EXCERPT TO READ →
^^^^^^^^^^^^^^^^
With that as the backdrop, what did we do at TrueCar to develop and execute a successful and low cost PR capability?
1. Determine What Credibility Means in the Context of the Brand Strategy. For us, it was convincing the auto industry, through data analytics and unique insights, that TrueCar was the “go to” company for what’s happening in Auto for all things pricing. Tough to do in a world where 80-year old brands have a foothold already in pricing.
2. Formulate a PR strategy that Focuses on Attaining this Credibility. Our industry strategy for TrueCar was to become the most transparent, trusted and credible source of auto pricing data and auto industry trends, so we targeted publications, social media and influencers in the industry where the topic of vehicle pricing was at the forefront. And, our consumer strategy was closely aligned on transparency, accuracy and (hopefully) boosted by the industry credibility that we were after.
^^^^^^^^^^^^^^^^
EXCERPTED DATA →
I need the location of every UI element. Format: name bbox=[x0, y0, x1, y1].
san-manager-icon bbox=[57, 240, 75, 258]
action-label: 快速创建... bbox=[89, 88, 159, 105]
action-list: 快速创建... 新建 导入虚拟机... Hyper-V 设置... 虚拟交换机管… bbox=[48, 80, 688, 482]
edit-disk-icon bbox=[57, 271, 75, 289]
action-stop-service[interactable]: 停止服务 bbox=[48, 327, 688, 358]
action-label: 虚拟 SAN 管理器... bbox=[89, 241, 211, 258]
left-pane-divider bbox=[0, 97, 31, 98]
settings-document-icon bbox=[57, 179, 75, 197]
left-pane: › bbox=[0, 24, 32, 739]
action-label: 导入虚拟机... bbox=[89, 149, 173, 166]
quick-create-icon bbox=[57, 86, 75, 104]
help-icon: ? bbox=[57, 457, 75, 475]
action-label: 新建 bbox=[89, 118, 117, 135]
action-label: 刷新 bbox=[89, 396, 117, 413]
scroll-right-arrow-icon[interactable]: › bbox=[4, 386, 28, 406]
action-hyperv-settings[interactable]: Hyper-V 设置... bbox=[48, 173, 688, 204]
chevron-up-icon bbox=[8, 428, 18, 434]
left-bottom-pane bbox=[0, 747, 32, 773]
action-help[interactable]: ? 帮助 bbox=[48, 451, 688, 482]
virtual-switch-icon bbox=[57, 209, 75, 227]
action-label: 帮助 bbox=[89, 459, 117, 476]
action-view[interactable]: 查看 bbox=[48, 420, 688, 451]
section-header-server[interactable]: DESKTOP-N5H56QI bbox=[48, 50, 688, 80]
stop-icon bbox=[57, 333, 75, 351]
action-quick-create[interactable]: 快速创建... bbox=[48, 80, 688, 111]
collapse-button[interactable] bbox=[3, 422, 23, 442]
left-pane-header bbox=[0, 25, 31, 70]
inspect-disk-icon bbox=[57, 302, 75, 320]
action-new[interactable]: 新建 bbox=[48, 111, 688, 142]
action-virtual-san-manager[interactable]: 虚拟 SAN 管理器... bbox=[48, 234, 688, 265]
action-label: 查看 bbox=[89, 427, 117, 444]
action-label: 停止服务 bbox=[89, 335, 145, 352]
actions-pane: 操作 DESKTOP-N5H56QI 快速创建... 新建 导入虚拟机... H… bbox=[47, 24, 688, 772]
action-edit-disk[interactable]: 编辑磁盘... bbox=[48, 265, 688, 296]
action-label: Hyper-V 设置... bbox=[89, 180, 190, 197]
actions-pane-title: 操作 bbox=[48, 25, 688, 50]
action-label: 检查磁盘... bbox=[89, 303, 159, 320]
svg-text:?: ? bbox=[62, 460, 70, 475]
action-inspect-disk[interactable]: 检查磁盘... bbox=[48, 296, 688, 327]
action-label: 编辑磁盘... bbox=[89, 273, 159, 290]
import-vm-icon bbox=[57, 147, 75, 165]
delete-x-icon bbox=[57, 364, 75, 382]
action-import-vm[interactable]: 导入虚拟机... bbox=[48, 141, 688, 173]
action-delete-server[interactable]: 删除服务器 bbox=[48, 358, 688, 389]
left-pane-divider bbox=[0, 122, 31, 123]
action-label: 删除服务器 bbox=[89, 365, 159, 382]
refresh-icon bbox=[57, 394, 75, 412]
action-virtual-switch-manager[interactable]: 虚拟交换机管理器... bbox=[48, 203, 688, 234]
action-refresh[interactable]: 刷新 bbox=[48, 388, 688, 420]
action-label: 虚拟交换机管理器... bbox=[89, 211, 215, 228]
^^^^^^^^^^^^^^^^
TASKS FOR THIS EXERCISE →
[A] Rewrite the passage on TrueCar's PR strategy from "With that as" to "already in pricing.", putting "stronghold" in place of "foothold".
[B] Extend the passage on TrueCar's PR strategy with new text that follows on from its final sentence.
The records can be set aside, since nothing here depends on them.

ANSWER SET →
[A]
With that as the backdrop, what did we do at TrueCar to develop and execute a successful and low cost PR capability?
1. Determine What Credibility Means in the Context of the Brand Strategy. For us, it was convincing the auto industry, through data analytics and unique insights, that TrueCar was the “go to” company for what’s happening in Auto for all things pricing. Tough to do in a world where 80-year old brands have a stronghold already in pricing.

[B]
3. Find the single most influential, credible industry analyst or personality and hire them. This is the most important takeaway and I don’t know why more startups don’t persist here, especially in cases where industry credibility is correlated to successfully penetrating the consumer market, as is the case with Automotive. There’s a fallacy that this person, given their stature, is “out of reach” or too expensive to engage. While that might be true for some, you’d be surprised how energizing it can be for someone who has “done it all” in their industry to have the opportunity to do it again, to leverage their skills and relationships to have a massive impact on a new and emerging brand. We wanted to first build our Industry credibility, then expand into our consumer strategy, so that’s where we started. The right candidates have deep media relationships, are performing high volumes of media interviews, have an online social media presence and are viewed as credible industry ambassadors, not spin doctors. Those folks are out there for every industry, and we hired the best in Automotive. Jesse Toprak has been the leading Automotive Analyst for 15 years and has performed over 10,000 media interviews during that period. He was on auto-pilot at his previous role, and was motivated by the challenge of starting from scratch to build our brand around credibility. No shortage of risk for him personally, but the aspirational fit was there for both of us.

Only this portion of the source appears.